• **Task prompt**: Go through the entries below and tally the lines holding "name"; please reply with the number only.

• **Records for this exercise**:
BEGIN

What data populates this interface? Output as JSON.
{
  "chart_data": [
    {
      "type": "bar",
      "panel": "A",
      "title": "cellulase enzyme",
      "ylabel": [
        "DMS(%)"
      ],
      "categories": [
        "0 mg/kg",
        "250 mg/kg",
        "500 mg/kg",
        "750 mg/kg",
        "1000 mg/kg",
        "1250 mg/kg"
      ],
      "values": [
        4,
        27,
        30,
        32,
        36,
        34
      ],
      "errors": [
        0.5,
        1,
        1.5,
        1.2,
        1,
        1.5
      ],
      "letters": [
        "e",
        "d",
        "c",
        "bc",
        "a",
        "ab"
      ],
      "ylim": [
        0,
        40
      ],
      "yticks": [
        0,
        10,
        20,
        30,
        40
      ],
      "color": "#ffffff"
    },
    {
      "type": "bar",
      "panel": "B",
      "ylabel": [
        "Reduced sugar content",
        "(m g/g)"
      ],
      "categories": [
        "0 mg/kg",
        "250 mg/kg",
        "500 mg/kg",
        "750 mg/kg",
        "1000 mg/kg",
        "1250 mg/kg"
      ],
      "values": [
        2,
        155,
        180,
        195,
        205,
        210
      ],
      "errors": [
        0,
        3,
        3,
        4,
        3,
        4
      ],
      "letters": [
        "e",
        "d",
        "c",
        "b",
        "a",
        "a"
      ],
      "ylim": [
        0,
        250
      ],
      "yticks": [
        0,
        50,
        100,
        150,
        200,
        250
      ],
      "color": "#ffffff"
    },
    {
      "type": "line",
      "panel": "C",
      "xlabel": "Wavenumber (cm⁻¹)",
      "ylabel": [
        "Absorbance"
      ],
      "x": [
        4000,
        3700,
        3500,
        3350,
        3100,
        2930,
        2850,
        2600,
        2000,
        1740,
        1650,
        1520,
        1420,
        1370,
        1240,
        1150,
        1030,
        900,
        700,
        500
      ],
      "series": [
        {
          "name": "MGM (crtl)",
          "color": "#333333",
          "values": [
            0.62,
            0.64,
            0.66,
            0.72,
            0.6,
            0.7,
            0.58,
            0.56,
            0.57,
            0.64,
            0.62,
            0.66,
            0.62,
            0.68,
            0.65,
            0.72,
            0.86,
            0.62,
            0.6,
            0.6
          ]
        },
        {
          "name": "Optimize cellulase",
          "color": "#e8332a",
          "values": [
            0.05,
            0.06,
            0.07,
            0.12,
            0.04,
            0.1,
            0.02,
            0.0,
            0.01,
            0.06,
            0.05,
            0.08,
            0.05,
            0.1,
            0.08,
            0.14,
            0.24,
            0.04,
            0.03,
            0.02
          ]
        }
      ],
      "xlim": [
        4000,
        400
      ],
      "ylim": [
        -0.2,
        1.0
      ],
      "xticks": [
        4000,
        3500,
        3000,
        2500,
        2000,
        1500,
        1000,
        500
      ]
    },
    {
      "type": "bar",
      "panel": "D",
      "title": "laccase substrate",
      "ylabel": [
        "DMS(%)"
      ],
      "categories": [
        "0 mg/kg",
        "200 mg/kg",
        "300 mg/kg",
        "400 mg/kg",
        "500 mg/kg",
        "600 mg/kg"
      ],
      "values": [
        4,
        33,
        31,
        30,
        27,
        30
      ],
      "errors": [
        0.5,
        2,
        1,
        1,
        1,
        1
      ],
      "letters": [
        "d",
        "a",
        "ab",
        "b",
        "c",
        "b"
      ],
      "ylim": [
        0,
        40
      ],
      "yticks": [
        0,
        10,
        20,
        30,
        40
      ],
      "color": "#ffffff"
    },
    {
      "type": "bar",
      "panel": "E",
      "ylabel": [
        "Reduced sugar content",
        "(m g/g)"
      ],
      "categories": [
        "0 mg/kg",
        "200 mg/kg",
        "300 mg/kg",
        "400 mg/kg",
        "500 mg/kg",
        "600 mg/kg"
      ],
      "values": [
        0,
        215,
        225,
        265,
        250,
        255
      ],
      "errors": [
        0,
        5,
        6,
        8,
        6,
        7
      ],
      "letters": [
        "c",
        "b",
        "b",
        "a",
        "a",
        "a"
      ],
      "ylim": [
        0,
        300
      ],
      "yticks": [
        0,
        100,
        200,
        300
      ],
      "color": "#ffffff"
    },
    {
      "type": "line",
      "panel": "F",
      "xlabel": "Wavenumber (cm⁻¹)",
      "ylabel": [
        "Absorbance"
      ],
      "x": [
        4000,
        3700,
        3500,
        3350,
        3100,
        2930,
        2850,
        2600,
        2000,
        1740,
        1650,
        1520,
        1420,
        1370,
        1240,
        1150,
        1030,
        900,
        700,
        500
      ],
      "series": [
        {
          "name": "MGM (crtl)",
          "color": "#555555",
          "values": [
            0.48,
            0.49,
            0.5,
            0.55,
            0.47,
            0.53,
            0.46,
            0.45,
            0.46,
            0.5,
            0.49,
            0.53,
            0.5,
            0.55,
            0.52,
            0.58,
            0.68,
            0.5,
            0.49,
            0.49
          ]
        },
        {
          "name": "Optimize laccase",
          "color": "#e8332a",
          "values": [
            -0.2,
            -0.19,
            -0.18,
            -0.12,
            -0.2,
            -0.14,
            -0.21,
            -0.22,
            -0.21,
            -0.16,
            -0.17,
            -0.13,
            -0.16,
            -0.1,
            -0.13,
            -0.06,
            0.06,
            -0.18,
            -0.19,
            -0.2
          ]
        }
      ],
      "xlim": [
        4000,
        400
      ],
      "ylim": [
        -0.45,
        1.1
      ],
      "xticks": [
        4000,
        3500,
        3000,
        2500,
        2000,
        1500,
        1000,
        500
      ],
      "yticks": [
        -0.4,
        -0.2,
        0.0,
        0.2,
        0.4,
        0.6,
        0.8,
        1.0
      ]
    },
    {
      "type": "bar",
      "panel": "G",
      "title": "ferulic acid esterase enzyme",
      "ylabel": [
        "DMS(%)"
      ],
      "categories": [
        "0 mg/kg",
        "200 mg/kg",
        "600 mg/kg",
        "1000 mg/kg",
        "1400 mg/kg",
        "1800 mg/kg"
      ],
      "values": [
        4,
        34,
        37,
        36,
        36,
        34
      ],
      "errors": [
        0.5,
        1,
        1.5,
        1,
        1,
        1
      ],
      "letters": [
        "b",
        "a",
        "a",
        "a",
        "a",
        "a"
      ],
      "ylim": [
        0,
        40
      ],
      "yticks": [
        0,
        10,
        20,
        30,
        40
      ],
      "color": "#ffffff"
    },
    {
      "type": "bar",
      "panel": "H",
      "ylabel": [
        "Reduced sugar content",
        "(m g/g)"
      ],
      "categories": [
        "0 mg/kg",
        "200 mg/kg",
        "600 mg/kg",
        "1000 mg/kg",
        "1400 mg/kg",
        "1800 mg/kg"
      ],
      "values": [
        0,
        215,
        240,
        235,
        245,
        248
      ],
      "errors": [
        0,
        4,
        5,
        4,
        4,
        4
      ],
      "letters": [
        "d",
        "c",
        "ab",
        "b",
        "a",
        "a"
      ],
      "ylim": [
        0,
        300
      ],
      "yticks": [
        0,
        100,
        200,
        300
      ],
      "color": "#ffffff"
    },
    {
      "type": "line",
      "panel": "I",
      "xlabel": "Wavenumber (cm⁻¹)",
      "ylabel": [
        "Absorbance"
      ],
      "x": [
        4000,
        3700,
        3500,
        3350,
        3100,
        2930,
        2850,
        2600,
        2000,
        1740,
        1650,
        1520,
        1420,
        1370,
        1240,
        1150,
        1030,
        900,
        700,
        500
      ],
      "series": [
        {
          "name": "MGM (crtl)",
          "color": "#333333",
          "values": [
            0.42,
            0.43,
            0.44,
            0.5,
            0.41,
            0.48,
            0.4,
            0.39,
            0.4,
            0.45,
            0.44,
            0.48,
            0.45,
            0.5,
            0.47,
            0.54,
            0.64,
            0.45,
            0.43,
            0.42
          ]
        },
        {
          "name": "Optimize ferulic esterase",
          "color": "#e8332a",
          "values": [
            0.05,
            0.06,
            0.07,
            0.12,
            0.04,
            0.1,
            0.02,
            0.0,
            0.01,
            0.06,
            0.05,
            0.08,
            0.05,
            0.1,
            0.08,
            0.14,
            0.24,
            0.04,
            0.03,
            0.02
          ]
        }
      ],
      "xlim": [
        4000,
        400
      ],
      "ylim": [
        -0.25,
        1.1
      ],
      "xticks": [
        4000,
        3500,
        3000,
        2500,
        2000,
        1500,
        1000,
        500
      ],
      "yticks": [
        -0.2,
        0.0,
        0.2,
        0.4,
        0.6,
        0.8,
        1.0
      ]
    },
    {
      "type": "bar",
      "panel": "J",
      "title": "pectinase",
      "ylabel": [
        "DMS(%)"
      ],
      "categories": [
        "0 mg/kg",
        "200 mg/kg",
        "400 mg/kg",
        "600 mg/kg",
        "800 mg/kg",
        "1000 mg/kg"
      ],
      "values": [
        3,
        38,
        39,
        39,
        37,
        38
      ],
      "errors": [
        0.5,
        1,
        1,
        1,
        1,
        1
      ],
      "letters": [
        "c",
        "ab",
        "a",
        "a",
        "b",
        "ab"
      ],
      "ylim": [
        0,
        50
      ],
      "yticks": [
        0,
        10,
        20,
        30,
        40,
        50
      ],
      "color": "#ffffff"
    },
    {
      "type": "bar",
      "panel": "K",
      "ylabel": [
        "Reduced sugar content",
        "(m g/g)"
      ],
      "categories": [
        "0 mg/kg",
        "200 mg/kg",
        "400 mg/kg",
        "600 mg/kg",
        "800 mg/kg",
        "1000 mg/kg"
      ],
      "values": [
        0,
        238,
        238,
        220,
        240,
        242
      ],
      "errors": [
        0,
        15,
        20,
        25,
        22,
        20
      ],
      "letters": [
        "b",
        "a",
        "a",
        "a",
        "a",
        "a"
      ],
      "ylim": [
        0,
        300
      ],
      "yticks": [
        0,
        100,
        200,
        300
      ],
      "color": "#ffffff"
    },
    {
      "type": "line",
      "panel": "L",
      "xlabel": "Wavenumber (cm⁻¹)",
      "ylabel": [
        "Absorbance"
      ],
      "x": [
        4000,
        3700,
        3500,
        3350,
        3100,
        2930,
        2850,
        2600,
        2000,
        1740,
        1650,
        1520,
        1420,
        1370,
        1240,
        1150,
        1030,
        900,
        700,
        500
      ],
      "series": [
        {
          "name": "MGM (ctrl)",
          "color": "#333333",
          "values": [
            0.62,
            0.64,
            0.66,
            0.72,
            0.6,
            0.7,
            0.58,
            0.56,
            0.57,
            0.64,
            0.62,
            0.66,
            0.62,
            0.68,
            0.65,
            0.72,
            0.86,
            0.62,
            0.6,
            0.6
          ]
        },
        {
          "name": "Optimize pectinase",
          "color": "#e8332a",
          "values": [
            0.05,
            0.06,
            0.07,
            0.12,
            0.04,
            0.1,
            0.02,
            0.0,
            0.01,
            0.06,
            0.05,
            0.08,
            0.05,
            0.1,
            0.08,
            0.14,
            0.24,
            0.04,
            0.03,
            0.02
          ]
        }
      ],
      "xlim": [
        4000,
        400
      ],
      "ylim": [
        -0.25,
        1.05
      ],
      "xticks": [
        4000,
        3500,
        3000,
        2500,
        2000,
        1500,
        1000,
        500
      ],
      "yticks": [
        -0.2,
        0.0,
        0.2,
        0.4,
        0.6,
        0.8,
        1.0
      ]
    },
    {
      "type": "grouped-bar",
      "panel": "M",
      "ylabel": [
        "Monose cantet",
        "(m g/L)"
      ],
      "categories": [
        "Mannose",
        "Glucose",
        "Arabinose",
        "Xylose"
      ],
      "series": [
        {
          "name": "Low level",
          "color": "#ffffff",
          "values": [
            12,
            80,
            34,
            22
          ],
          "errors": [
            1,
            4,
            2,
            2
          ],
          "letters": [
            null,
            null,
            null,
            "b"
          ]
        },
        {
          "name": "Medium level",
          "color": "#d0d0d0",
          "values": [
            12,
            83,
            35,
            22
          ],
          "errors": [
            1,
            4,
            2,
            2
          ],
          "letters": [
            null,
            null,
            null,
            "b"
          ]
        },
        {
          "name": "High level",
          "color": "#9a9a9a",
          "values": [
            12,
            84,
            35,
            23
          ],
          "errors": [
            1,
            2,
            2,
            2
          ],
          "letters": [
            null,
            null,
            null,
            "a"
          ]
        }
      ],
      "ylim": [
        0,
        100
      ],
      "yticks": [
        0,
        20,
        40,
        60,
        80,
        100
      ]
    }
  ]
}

END

• **Exercise output**: 11